● **Requirement**: Quote the data below in full, minus the images.

- - - - - - -

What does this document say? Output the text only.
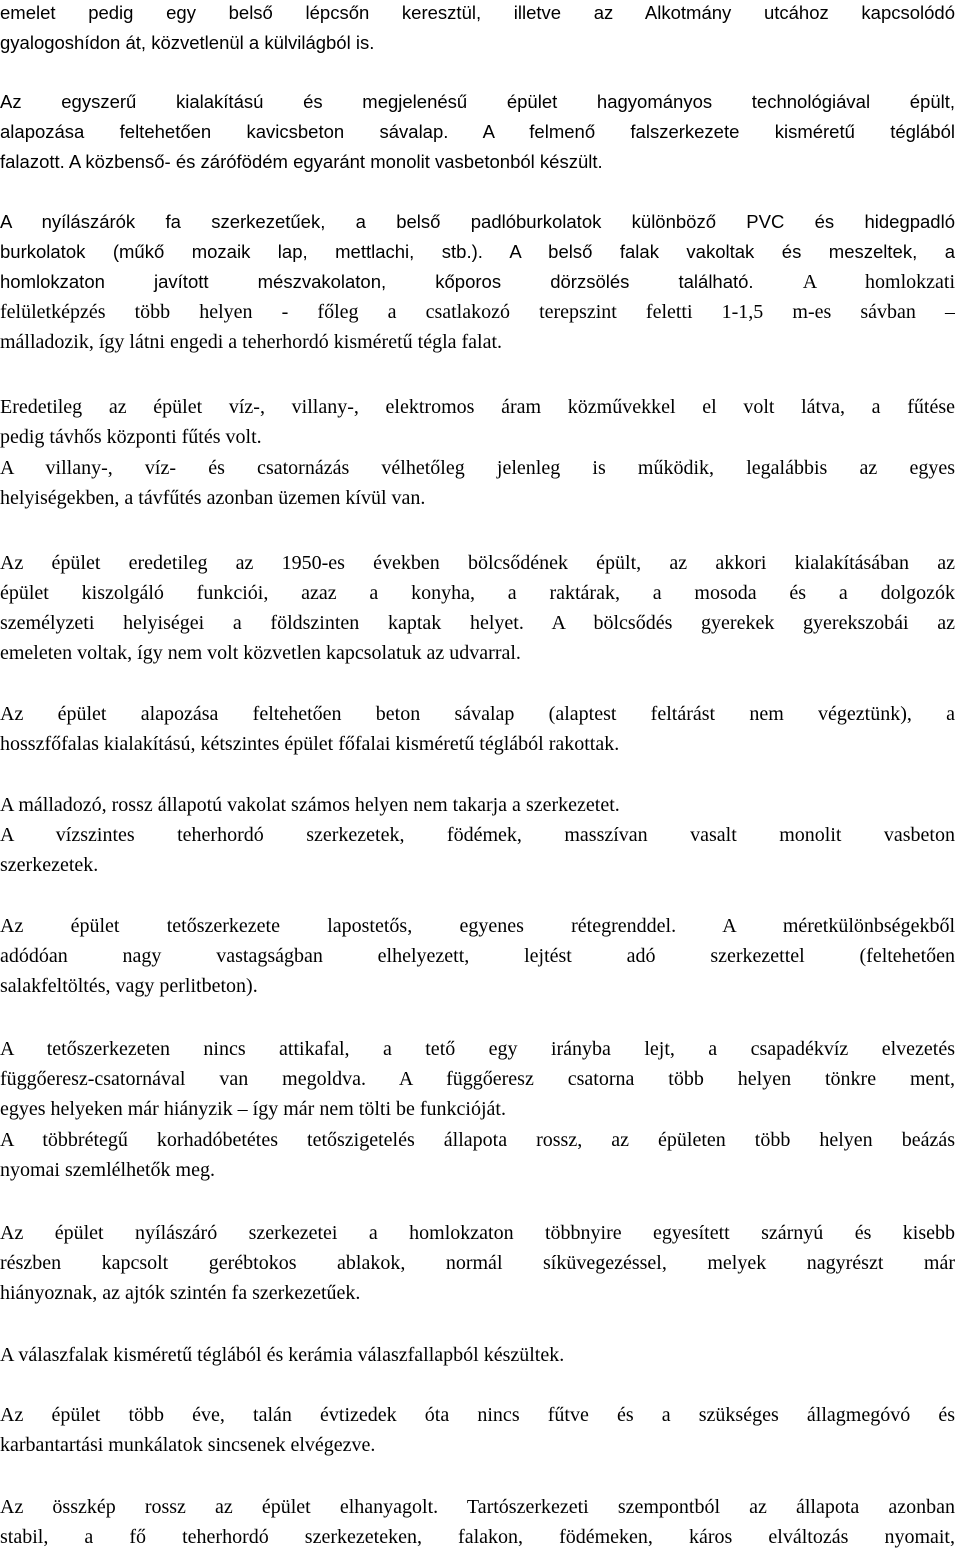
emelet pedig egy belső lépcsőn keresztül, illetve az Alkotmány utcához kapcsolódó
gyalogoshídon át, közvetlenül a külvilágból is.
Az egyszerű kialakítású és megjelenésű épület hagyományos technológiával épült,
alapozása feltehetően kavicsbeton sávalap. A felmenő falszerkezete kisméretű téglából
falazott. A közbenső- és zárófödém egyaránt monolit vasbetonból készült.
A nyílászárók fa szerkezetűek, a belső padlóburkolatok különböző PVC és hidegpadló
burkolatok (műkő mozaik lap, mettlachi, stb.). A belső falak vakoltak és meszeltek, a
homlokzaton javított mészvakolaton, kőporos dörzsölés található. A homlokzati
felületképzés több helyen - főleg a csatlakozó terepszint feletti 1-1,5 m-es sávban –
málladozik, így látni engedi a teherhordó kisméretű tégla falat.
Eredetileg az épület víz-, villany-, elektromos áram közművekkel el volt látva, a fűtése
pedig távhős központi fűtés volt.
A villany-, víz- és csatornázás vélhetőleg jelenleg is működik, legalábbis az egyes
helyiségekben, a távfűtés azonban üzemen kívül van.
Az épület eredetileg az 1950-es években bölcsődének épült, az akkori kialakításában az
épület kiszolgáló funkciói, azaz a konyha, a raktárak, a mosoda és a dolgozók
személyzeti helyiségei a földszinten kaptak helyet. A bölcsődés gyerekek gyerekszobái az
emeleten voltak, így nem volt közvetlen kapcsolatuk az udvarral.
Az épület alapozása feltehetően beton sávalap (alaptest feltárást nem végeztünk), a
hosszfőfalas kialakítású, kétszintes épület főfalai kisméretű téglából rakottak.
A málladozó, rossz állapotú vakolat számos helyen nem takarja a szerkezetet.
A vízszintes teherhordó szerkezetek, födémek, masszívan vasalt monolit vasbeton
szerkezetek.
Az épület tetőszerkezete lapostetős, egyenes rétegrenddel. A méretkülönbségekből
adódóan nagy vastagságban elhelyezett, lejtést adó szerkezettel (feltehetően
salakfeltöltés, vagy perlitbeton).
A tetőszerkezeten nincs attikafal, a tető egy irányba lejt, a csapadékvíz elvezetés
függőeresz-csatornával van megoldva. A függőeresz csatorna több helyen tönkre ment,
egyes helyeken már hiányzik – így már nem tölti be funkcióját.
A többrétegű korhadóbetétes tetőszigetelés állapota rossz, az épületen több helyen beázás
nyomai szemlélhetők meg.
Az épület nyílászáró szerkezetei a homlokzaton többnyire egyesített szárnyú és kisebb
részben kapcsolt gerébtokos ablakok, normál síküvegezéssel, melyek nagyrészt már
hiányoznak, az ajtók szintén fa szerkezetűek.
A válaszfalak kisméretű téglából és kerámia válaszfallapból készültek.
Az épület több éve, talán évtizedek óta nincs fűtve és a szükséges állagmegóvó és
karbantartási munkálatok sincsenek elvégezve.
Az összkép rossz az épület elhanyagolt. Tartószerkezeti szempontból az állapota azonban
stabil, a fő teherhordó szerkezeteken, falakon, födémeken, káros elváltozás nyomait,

- - - - - - -

● **Full answer**:
What does this document say? Output the text only.
emelet pedig egy belső lépcsőn keresztül, illetve az Alkotmány utcához kapcsolódó
gyalogoshídon át, közvetlenül a külvilágból is.
Az egyszerű kialakítású és megjelenésű épület hagyományos technológiával épült,
alapozása feltehetően kavicsbeton sávalap. A felmenő falszerkezete kisméretű téglából
falazott. A közbenső- és zárófödém egyaránt monolit vasbetonból készült.
A nyílászárók fa szerkezetűek, a belső padlóburkolatok különböző PVC és hidegpadló
burkolatok (műkő mozaik lap, mettlachi, stb.). A belső falak vakoltak és meszeltek, a
homlokzaton javított mészvakolaton, kőporos dörzsölés található. A homlokzati
felületképzés több helyen - főleg a csatlakozó terepszint feletti 1-1,5 m-es sávban –
málladozik, így látni engedi a teherhordó kisméretű tégla falat.
Eredetileg az épület víz-, villany-, elektromos áram közművekkel el volt látva, a fűtése
pedig távhős központi fűtés volt.
A villany-, víz- és csatornázás vélhetőleg jelenleg is működik, legalábbis az egyes
helyiségekben, a távfűtés azonban üzemen kívül van.
Az épület eredetileg az 1950-es években bölcsődének épült, az akkori kialakításában az
épület kiszolgáló funkciói, azaz a konyha, a raktárak, a mosoda és a dolgozók
személyzeti helyiségei a földszinten kaptak helyet. A bölcsődés gyerekek gyerekszobái az
emeleten voltak, így nem volt közvetlen kapcsolatuk az udvarral.
Az épület alapozása feltehetően beton sávalap (alaptest feltárást nem végeztünk), a
hosszfőfalas kialakítású, kétszintes épület főfalai kisméretű téglából rakottak.
A málladozó, rossz állapotú vakolat számos helyen nem takarja a szerkezetet.
A vízszintes teherhordó szerkezetek, födémek, masszívan vasalt monolit vasbeton
szerkezetek.
Az épület tetőszerkezete lapostetős, egyenes rétegrenddel. A méretkülönbségekből
adódóan nagy vastagságban elhelyezett, lejtést adó szerkezettel (feltehetően
salakfeltöltés, vagy perlitbeton).
A tetőszerkezeten nincs attikafal, a tető egy irányba lejt, a csapadékvíz elvezetés
függőeresz-csatornával van megoldva. A függőeresz csatorna több helyen tönkre ment,
egyes helyeken már hiányzik – így már nem tölti be funkcióját.
A többrétegű korhadóbetétes tetőszigetelés állapota rossz, az épületen több helyen beázás
nyomai szemlélhetők meg.
Az épület nyílászáró szerkezetei a homlokzaton többnyire egyesített szárnyú és kisebb
részben kapcsolt gerébtokos ablakok, normál síküvegezéssel, melyek nagyrészt már
hiányoznak, az ajtók szintén fa szerkezetűek.
A válaszfalak kisméretű téglából és kerámia válaszfallapból készültek.
Az épület több éve, talán évtizedek óta nincs fűtve és a szükséges állagmegóvó és
karbantartási munkálatok sincsenek elvégezve.
Az összkép rossz az épület elhanyagolt. Tartószerkezeti szempontból az állapota azonban
stabil, a fő teherhordó szerkezeteken, falakon, födémeken, káros elváltozás nyomait,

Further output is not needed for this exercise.